Stored entries
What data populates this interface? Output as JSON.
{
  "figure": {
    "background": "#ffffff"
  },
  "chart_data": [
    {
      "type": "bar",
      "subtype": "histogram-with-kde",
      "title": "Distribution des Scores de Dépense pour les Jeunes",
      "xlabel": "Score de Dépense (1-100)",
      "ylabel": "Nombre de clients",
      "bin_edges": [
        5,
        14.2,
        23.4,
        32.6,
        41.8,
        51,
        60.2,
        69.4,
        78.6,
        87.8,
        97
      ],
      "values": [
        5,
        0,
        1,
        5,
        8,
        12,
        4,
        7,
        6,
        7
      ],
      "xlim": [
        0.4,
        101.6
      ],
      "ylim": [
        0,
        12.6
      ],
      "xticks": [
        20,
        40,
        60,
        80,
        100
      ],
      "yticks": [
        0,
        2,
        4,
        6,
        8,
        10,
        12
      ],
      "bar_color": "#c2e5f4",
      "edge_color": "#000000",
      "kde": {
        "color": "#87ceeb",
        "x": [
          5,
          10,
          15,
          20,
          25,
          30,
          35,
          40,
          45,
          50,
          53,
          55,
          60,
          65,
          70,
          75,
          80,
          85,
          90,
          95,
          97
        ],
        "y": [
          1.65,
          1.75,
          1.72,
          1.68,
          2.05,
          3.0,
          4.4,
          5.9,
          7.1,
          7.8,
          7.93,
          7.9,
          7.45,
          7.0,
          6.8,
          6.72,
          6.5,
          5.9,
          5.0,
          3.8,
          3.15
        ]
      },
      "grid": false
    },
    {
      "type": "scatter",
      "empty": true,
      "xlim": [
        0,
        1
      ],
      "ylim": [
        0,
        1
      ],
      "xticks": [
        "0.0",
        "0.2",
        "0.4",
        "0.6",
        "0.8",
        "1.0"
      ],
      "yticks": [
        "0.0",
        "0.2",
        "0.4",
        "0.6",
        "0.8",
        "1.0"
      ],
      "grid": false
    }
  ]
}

- **Task details**: Retype the records in full. Keep every line identical to the original.

- **Response to this task**:
What data populates this interface? Output as JSON.
{
  "figure": {
    "background": "#ffffff"
  },
  "chart_data": [
    {
      "type": "bar",
      "subtype": "histogram-with-kde",
      "title": "Distribution des Scores de Dépense pour les Jeunes",
      "xlabel": "Score de Dépense (1-100)",
      "ylabel": "Nombre de clients",
      "bin_edges": [
        5,
        14.2,
        23.4,
        32.6,
        41.8,
        51,
        60.2,
        69.4,
        78.6,
        87.8,
        97
      ],
      "values": [
        5,
        0,
        1,
        5,
        8,
        12,
        4,
        7,
        6,
        7
      ],
      "xlim": [
        0.4,
        101.6
      ],
      "ylim": [
        0,
        12.6
      ],
      "xticks": [
        20,
        40,
        60,
        80,
        100
      ],
      "yticks": [
        0,
        2,
        4,
        6,
        8,
        10,
        12
      ],
      "bar_color": "#c2e5f4",
      "edge_color": "#000000",
      "kde": {
        "color": "#87ceeb",
        "x": [
          5,
          10,
          15,
          20,
          25,
          30,
          35,
          40,
          45,
          50,
          53,
          55,
          60,
          65,
          70,
          75,
          80,
          85,
          90,
          95,
          97
        ],
        "y": [
          1.65,
          1.75,
          1.72,
          1.68,
          2.05,
          3.0,
          4.4,
          5.9,
          7.1,
          7.8,
          7.93,
          7.9,
          7.45,
          7.0,
          6.8,
          6.72,
          6.5,
          5.9,
          5.0,
          3.8,
          3.15
        ]
      },
      "grid": false
    },
    {
      "type": "scatter",
      "empty": true,
      "xlim": [
        0,
        1
      ],
      "ylim": [
        0,
        1
      ],
      "xticks": [
        "0.0",
        "0.2",
        "0.4",
        "0.6",
        "0.8",
        "1.0"
      ],
      "yticks": [
        "0.0",
        "0.2",
        "0.4",
        "0.6",
        "0.8",
        "1.0"
      ],
      "grid": false
    }
  ]
}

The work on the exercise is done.